# JOB:
Make an exact copy of the records, with the images left out.

# STORED DATA:
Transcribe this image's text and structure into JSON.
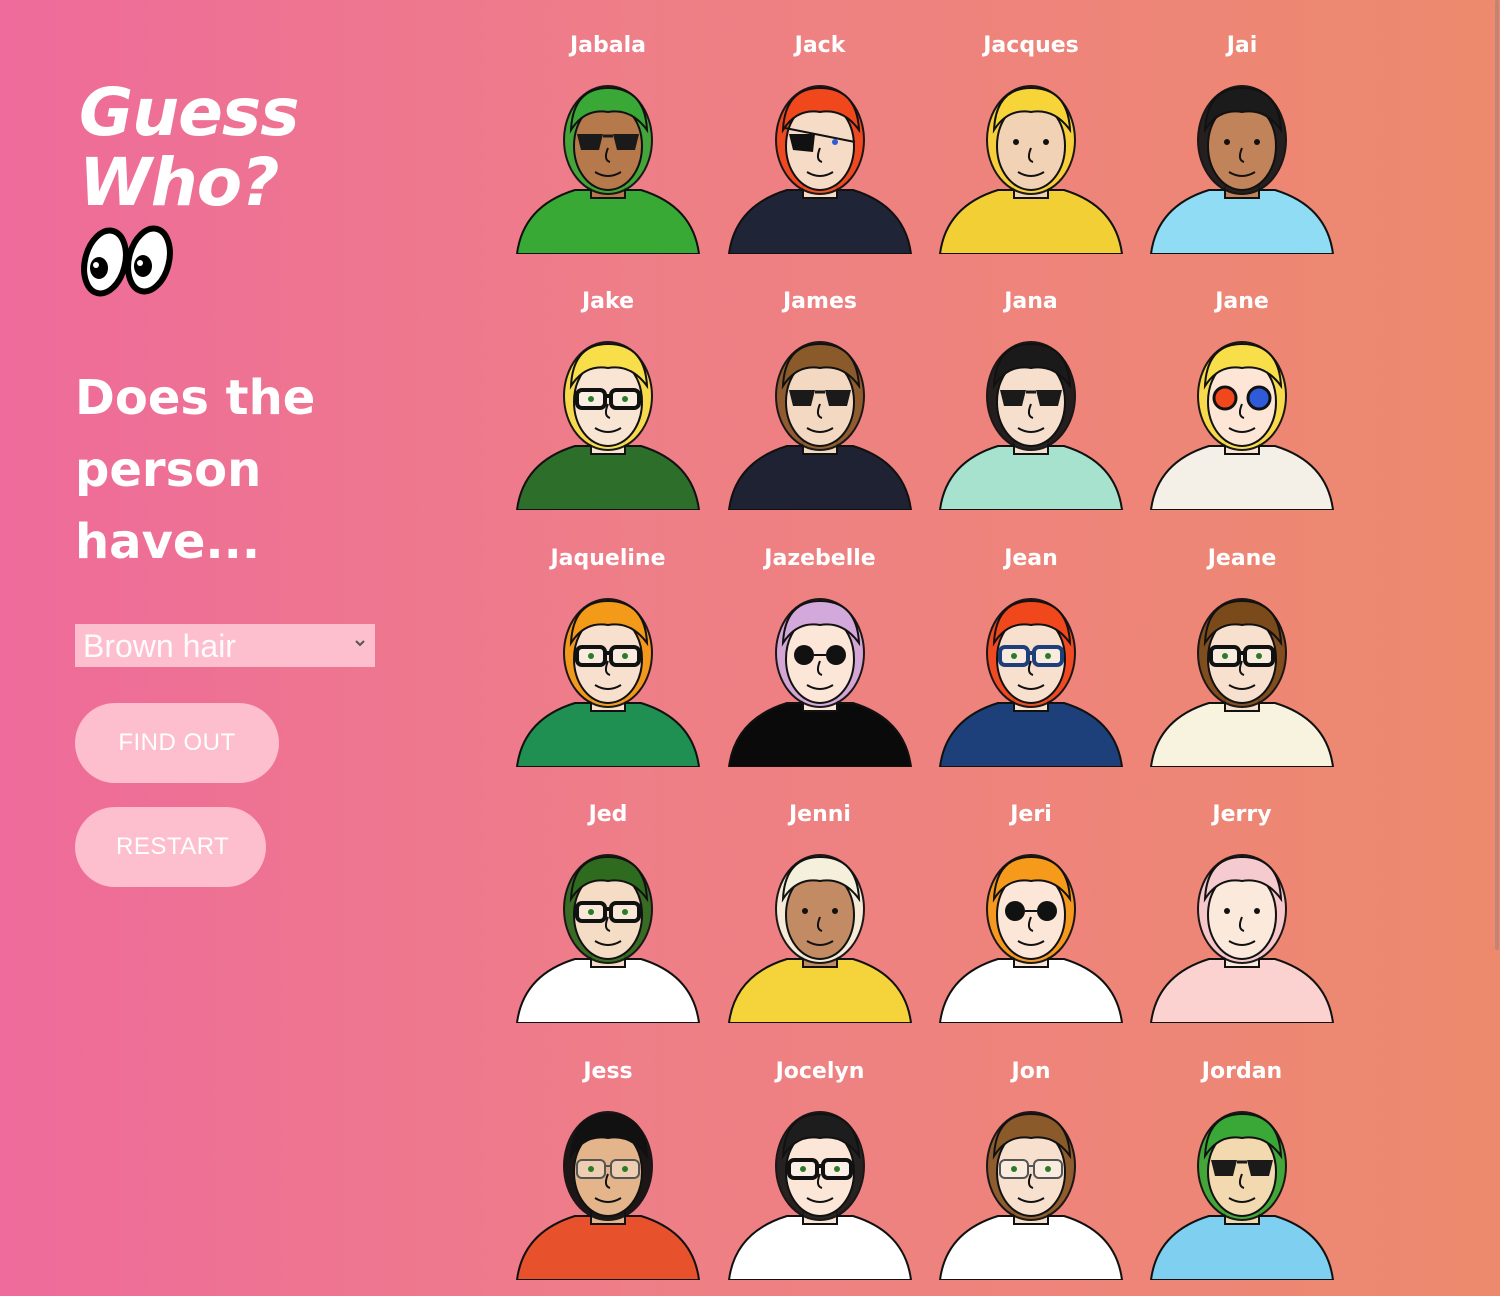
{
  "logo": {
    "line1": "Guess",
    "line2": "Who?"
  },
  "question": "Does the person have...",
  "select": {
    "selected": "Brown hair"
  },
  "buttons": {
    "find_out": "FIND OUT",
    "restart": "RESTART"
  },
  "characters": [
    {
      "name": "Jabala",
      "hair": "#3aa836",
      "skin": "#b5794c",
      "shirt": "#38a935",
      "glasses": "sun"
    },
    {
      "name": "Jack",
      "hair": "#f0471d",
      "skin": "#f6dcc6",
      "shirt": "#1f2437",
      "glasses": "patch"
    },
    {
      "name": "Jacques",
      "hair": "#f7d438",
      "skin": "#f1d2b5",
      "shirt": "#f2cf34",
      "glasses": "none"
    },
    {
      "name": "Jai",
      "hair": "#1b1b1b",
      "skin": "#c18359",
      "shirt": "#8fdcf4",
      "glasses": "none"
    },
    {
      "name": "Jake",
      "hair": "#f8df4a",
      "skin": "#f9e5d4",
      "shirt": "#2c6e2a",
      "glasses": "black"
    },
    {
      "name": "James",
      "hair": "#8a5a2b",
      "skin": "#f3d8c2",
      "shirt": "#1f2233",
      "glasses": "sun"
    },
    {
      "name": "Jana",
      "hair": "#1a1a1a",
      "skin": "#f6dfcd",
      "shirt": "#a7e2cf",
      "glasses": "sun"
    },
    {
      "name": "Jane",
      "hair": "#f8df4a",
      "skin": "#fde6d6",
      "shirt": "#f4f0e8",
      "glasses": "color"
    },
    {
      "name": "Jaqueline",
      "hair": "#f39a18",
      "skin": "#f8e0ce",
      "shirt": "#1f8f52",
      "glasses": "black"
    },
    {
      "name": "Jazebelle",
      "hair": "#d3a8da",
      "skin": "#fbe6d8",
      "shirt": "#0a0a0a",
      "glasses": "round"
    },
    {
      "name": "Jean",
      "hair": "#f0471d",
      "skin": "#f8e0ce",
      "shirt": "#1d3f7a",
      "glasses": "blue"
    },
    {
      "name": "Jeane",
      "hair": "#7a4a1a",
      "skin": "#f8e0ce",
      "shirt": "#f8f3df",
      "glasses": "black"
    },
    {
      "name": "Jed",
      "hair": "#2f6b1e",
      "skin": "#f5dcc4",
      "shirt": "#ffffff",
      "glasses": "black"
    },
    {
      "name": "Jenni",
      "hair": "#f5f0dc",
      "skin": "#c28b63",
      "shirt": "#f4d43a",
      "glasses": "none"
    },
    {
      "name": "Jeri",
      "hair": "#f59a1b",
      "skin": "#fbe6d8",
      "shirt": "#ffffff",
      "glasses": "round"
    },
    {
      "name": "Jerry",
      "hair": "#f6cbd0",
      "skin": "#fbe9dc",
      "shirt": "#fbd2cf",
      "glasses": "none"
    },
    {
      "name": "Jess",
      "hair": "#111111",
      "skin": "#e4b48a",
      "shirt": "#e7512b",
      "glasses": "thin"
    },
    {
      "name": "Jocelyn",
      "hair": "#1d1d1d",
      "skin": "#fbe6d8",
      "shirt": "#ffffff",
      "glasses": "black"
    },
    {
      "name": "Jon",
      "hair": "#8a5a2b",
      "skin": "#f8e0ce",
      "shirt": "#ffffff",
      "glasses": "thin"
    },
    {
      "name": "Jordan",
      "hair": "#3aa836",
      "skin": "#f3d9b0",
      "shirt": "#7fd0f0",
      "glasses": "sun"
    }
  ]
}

# RESPONSE TO THIS TASK:
Transcribe this image's text and structure into JSON.
{
  "logo": {
    "line1": "Guess",
    "line2": "Who?"
  },
  "question": "Does the person have...",
  "select": {
    "selected": "Brown hair"
  },
  "buttons": {
    "find_out": "FIND OUT",
    "restart": "RESTART"
  },
  "characters": [
    {
      "name": "Jabala",
      "hair": "#3aa836",
      "skin": "#b5794c",
      "shirt": "#38a935",
      "glasses": "sun"
    },
    {
      "name": "Jack",
      "hair": "#f0471d",
      "skin": "#f6dcc6",
      "shirt": "#1f2437",
      "glasses": "patch"
    },
    {
      "name": "Jacques",
      "hair": "#f7d438",
      "skin": "#f1d2b5",
      "shirt": "#f2cf34",
      "glasses": "none"
    },
    {
      "name": "Jai",
      "hair": "#1b1b1b",
      "skin": "#c18359",
      "shirt": "#8fdcf4",
      "glasses": "none"
    },
    {
      "name": "Jake",
      "hair": "#f8df4a",
      "skin": "#f9e5d4",
      "shirt": "#2c6e2a",
      "glasses": "black"
    },
    {
      "name": "James",
      "hair": "#8a5a2b",
      "skin": "#f3d8c2",
      "shirt": "#1f2233",
      "glasses": "sun"
    },
    {
      "name": "Jana",
      "hair": "#1a1a1a",
      "skin": "#f6dfcd",
      "shirt": "#a7e2cf",
      "glasses": "sun"
    },
    {
      "name": "Jane",
      "hair": "#f8df4a",
      "skin": "#fde6d6",
      "shirt": "#f4f0e8",
      "glasses": "color"
    },
    {
      "name": "Jaqueline",
      "hair": "#f39a18",
      "skin": "#f8e0ce",
      "shirt": "#1f8f52",
      "glasses": "black"
    },
    {
      "name": "Jazebelle",
      "hair": "#d3a8da",
      "skin": "#fbe6d8",
      "shirt": "#0a0a0a",
      "glasses": "round"
    },
    {
      "name": "Jean",
      "hair": "#f0471d",
      "skin": "#f8e0ce",
      "shirt": "#1d3f7a",
      "glasses": "blue"
    },
    {
      "name": "Jeane",
      "hair": "#7a4a1a",
      "skin": "#f8e0ce",
      "shirt": "#f8f3df",
      "glasses": "black"
    },
    {
      "name": "Jed",
      "hair": "#2f6b1e",
      "skin": "#f5dcc4",
      "shirt": "#ffffff",
      "glasses": "black"
    },
    {
      "name": "Jenni",
      "hair": "#f5f0dc",
      "skin": "#c28b63",
      "shirt": "#f4d43a",
      "glasses": "none"
    },
    {
      "name": "Jeri",
      "hair": "#f59a1b",
      "skin": "#fbe6d8",
      "shirt": "#ffffff",
      "glasses": "round"
    },
    {
      "name": "Jerry",
      "hair": "#f6cbd0",
      "skin": "#fbe9dc",
      "shirt": "#fbd2cf",
      "glasses": "none"
    },
    {
      "name": "Jess",
      "hair": "#111111",
      "skin": "#e4b48a",
      "shirt": "#e7512b",
      "glasses": "thin"
    },
    {
      "name": "Jocelyn",
      "hair": "#1d1d1d",
      "skin": "#fbe6d8",
      "shirt": "#ffffff",
      "glasses": "black"
    },
    {
      "name": "Jon",
      "hair": "#8a5a2b",
      "skin": "#f8e0ce",
      "shirt": "#ffffff",
      "glasses": "thin"
    },
    {
      "name": "Jordan",
      "hair": "#3aa836",
      "skin": "#f3d9b0",
      "shirt": "#7fd0f0",
      "glasses": "sun"
    }
  ]
}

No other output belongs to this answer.